What is expected: Give every entry again, unchanged, and leave its images out.

Records from a dataset:
•••
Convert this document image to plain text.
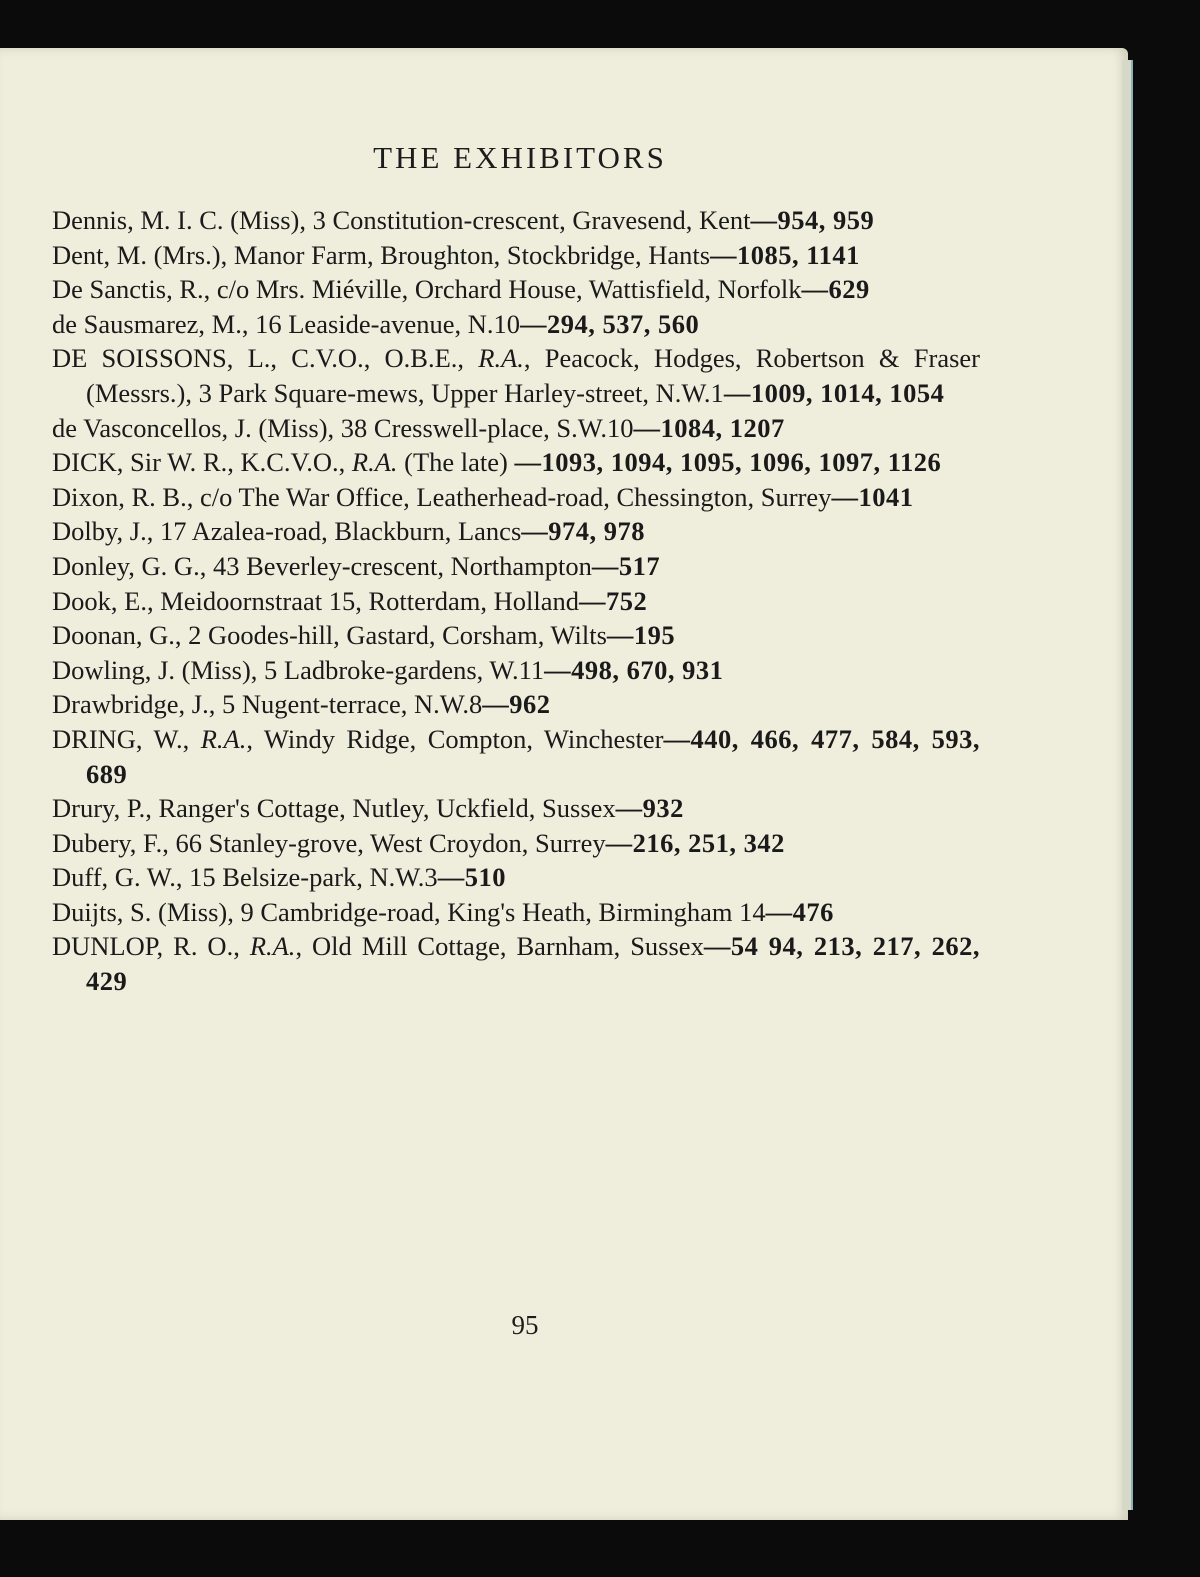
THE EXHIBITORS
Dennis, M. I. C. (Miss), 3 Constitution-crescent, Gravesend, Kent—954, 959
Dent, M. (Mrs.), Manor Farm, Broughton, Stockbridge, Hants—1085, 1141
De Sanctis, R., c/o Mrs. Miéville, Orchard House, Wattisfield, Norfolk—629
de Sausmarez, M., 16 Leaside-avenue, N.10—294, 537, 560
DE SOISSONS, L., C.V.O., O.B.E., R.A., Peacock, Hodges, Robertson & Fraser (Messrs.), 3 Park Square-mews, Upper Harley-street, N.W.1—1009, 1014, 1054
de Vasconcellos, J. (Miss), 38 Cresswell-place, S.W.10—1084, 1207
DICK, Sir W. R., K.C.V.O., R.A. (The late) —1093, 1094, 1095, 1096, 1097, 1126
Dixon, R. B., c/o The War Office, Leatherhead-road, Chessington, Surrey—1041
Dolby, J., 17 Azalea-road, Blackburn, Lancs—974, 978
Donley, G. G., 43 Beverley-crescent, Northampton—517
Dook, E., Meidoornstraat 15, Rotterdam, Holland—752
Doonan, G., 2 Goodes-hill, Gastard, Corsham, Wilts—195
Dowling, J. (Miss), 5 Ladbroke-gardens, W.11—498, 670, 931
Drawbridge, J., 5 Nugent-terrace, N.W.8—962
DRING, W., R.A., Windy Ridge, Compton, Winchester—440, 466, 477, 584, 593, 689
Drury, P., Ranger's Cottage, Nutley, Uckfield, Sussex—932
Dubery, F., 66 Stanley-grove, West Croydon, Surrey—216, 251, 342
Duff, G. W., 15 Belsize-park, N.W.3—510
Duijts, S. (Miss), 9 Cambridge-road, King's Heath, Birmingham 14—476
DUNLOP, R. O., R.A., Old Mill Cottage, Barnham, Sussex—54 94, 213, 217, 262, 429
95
•••
Exercise answer:
Convert this document image to plain text.
THE EXHIBITORS
Dennis, M. I. C. (Miss), 3 Constitution-crescent, Gravesend, Kent—954, 959
Dent, M. (Mrs.), Manor Farm, Broughton, Stockbridge, Hants—1085, 1141
De Sanctis, R., c/o Mrs. Miéville, Orchard House, Wattisfield, Norfolk—629
de Sausmarez, M., 16 Leaside-avenue, N.10—294, 537, 560
DE SOISSONS, L., C.V.O., O.B.E., R.A., Peacock, Hodges, Robertson & Fraser (Messrs.), 3 Park Square-mews, Upper Harley-street, N.W.1—1009, 1014, 1054
de Vasconcellos, J. (Miss), 38 Cresswell-place, S.W.10—1084, 1207
DICK, Sir W. R., K.C.V.O., R.A. (The late) —1093, 1094, 1095, 1096, 1097, 1126
Dixon, R. B., c/o The War Office, Leatherhead-road, Chessington, Surrey—1041
Dolby, J., 17 Azalea-road, Blackburn, Lancs—974, 978
Donley, G. G., 43 Beverley-crescent, Northampton—517
Dook, E., Meidoornstraat 15, Rotterdam, Holland—752
Doonan, G., 2 Goodes-hill, Gastard, Corsham, Wilts—195
Dowling, J. (Miss), 5 Ladbroke-gardens, W.11—498, 670, 931
Drawbridge, J., 5 Nugent-terrace, N.W.8—962
DRING, W., R.A., Windy Ridge, Compton, Winchester—440, 466, 477, 584, 593, 689
Drury, P., Ranger's Cottage, Nutley, Uckfield, Sussex—932
Dubery, F., 66 Stanley-grove, West Croydon, Surrey—216, 251, 342
Duff, G. W., 15 Belsize-park, N.W.3—510
Duijts, S. (Miss), 9 Cambridge-road, King's Heath, Birmingham 14—476
DUNLOP, R. O., R.A., Old Mill Cottage, Barnham, Sussex—54 94, 213, 217, 262, 429
95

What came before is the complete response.